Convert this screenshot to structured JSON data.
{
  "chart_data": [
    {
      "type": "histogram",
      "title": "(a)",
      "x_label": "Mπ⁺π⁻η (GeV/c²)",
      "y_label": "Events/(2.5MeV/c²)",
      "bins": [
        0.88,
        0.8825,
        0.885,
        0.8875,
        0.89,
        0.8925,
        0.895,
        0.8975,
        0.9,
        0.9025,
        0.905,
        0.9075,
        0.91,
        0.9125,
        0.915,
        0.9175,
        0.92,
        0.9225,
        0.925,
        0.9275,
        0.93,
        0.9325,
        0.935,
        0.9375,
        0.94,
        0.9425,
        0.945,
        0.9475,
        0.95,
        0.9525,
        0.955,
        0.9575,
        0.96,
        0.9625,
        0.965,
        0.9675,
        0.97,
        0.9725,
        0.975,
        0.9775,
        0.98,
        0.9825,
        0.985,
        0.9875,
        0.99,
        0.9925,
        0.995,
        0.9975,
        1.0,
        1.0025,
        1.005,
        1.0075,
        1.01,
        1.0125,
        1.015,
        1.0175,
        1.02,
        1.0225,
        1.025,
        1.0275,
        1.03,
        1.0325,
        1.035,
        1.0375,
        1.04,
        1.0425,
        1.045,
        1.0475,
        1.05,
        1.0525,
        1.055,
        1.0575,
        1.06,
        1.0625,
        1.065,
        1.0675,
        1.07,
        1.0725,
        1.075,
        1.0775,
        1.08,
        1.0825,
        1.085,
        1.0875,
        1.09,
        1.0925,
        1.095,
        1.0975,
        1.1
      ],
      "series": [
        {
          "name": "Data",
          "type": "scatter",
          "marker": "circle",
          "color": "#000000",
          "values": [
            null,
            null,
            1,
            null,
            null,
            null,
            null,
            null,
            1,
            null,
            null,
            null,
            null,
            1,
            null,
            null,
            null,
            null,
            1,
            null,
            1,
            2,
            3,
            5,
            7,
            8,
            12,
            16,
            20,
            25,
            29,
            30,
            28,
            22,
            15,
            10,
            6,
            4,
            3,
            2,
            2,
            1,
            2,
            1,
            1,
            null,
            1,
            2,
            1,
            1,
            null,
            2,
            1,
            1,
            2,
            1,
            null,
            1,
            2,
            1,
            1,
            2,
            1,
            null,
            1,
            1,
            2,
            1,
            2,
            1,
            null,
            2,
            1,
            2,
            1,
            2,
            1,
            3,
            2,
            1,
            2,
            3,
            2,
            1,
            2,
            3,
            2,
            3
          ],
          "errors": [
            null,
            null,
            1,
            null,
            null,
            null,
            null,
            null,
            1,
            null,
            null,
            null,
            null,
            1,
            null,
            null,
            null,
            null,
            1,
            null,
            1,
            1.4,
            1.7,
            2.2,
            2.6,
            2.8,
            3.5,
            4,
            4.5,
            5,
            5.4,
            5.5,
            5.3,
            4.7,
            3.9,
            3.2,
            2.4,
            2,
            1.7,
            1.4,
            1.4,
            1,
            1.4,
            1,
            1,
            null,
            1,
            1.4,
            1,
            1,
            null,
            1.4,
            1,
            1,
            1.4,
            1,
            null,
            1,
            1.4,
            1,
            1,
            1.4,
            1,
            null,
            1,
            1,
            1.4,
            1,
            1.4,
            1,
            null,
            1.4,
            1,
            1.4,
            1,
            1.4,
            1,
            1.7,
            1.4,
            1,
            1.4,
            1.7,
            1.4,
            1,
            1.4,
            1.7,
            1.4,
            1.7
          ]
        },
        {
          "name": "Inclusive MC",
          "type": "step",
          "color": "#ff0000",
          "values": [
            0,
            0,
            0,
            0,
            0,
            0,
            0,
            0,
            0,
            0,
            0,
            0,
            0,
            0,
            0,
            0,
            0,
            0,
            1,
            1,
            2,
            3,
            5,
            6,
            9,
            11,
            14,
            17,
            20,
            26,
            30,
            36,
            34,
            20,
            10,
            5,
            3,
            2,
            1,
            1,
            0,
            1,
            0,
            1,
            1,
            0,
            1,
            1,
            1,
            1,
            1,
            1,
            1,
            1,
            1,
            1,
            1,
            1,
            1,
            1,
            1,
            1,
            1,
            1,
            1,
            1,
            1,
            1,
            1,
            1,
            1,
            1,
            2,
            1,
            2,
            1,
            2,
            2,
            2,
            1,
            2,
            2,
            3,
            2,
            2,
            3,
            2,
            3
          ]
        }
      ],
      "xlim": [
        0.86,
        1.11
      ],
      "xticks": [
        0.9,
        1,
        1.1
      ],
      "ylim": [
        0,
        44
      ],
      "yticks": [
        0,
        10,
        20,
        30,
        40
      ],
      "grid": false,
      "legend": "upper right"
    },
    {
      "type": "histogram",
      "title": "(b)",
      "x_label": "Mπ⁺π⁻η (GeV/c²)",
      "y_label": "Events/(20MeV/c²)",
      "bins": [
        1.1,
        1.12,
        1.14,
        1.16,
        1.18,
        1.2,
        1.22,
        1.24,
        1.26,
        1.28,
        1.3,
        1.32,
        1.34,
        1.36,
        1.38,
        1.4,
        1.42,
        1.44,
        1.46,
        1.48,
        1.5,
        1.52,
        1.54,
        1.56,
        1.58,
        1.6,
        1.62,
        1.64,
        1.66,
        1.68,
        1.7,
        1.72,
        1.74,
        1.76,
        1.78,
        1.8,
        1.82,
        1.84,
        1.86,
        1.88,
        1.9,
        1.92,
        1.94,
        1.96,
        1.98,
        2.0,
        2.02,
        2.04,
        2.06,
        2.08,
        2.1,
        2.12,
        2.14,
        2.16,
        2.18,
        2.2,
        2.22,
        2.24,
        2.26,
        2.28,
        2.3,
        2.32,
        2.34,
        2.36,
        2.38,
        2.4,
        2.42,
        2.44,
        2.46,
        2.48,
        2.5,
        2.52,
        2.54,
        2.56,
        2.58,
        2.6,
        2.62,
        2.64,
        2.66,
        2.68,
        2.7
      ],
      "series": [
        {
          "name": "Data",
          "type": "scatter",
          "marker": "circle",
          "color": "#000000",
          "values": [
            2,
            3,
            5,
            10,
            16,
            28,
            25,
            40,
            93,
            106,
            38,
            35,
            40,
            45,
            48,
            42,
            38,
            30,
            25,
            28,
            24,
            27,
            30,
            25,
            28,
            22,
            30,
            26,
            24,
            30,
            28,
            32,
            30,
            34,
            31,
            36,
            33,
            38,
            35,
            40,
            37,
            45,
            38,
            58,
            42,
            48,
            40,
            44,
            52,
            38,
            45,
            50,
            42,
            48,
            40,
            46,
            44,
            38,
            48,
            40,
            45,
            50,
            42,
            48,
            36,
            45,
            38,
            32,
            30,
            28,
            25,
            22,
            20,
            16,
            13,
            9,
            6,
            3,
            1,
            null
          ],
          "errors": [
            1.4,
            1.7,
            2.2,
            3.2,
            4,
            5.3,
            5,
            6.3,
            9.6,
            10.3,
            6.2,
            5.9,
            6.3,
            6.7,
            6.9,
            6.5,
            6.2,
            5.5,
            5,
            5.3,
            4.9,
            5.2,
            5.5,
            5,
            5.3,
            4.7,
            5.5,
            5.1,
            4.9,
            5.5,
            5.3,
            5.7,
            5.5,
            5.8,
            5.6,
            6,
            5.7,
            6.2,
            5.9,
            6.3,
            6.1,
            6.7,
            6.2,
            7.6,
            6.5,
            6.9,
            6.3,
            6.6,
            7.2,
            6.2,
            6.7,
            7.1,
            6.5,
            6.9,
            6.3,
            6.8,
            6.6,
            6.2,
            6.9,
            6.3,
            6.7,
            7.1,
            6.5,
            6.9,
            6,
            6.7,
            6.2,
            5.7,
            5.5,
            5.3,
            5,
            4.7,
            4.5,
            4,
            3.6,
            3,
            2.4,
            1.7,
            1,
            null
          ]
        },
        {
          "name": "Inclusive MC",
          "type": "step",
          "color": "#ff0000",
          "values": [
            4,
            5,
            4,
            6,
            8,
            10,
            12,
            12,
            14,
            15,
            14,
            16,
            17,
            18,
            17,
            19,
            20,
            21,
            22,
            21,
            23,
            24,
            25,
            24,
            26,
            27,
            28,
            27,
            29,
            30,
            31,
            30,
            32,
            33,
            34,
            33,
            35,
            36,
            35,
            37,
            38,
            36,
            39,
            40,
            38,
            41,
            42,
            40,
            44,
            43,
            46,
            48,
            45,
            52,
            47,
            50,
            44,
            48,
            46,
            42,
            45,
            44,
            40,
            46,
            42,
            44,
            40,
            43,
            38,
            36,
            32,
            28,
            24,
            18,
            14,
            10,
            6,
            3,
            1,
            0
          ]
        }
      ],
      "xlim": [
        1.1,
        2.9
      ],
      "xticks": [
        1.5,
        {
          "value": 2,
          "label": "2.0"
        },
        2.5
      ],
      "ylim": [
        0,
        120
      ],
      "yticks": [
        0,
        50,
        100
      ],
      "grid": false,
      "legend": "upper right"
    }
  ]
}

=-=-=

From the data above, work out how many lines contain the string "Events" and reply with only the number.

2